EXERCISE DETAILS:
Write out the whole listing again, exactly as given.

[Dataset records]

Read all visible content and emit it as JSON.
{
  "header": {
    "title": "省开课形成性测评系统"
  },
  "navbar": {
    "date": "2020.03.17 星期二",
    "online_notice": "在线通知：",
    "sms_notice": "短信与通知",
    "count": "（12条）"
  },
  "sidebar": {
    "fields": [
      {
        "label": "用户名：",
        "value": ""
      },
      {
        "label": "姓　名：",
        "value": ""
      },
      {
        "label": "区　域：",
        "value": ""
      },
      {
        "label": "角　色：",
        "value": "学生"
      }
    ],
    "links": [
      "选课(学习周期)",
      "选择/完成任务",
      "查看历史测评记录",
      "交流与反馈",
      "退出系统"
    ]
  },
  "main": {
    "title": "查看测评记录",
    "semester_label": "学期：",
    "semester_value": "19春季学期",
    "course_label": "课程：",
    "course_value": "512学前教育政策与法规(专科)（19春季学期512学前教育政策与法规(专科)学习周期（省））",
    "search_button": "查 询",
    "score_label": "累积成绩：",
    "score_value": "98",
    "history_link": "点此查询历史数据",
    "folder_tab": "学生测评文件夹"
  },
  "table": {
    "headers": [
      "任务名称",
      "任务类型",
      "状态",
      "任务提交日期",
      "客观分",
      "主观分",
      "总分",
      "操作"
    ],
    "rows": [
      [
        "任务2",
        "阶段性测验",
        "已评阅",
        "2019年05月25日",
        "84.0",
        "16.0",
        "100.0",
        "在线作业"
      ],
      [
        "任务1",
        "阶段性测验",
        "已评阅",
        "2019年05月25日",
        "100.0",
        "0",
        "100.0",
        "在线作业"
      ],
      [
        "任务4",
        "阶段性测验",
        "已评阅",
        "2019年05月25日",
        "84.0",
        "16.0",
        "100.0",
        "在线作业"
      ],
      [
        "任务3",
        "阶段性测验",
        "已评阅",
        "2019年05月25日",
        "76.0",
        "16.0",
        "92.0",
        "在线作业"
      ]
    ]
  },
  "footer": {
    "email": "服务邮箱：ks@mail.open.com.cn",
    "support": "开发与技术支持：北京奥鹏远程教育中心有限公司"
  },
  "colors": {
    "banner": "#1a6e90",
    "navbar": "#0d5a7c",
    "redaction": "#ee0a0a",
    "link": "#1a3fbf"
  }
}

RESPONSE TO THE TASK:
Read all visible content and emit it as JSON.
{
  "header": {
    "title": "省开课形成性测评系统"
  },
  "navbar": {
    "date": "2020.03.17 星期二",
    "online_notice": "在线通知：",
    "sms_notice": "短信与通知",
    "count": "（12条）"
  },
  "sidebar": {
    "fields": [
      {
        "label": "用户名：",
        "value": ""
      },
      {
        "label": "姓　名：",
        "value": ""
      },
      {
        "label": "区　域：",
        "value": ""
      },
      {
        "label": "角　色：",
        "value": "学生"
      }
    ],
    "links": [
      "选课(学习周期)",
      "选择/完成任务",
      "查看历史测评记录",
      "交流与反馈",
      "退出系统"
    ]
  },
  "main": {
    "title": "查看测评记录",
    "semester_label": "学期：",
    "semester_value": "19春季学期",
    "course_label": "课程：",
    "course_value": "512学前教育政策与法规(专科)（19春季学期512学前教育政策与法规(专科)学习周期（省））",
    "search_button": "查 询",
    "score_label": "累积成绩：",
    "score_value": "98",
    "history_link": "点此查询历史数据",
    "folder_tab": "学生测评文件夹"
  },
  "table": {
    "headers": [
      "任务名称",
      "任务类型",
      "状态",
      "任务提交日期",
      "客观分",
      "主观分",
      "总分",
      "操作"
    ],
    "rows": [
      [
        "任务2",
        "阶段性测验",
        "已评阅",
        "2019年05月25日",
        "84.0",
        "16.0",
        "100.0",
        "在线作业"
      ],
      [
        "任务1",
        "阶段性测验",
        "已评阅",
        "2019年05月25日",
        "100.0",
        "0",
        "100.0",
        "在线作业"
      ],
      [
        "任务4",
        "阶段性测验",
        "已评阅",
        "2019年05月25日",
        "84.0",
        "16.0",
        "100.0",
        "在线作业"
      ],
      [
        "任务3",
        "阶段性测验",
        "已评阅",
        "2019年05月25日",
        "76.0",
        "16.0",
        "92.0",
        "在线作业"
      ]
    ]
  },
  "footer": {
    "email": "服务邮箱：ks@mail.open.com.cn",
    "support": "开发与技术支持：北京奥鹏远程教育中心有限公司"
  },
  "colors": {
    "banner": "#1a6e90",
    "navbar": "#0d5a7c",
    "redaction": "#ee0a0a",
    "link": "#1a3fbf"
  }
}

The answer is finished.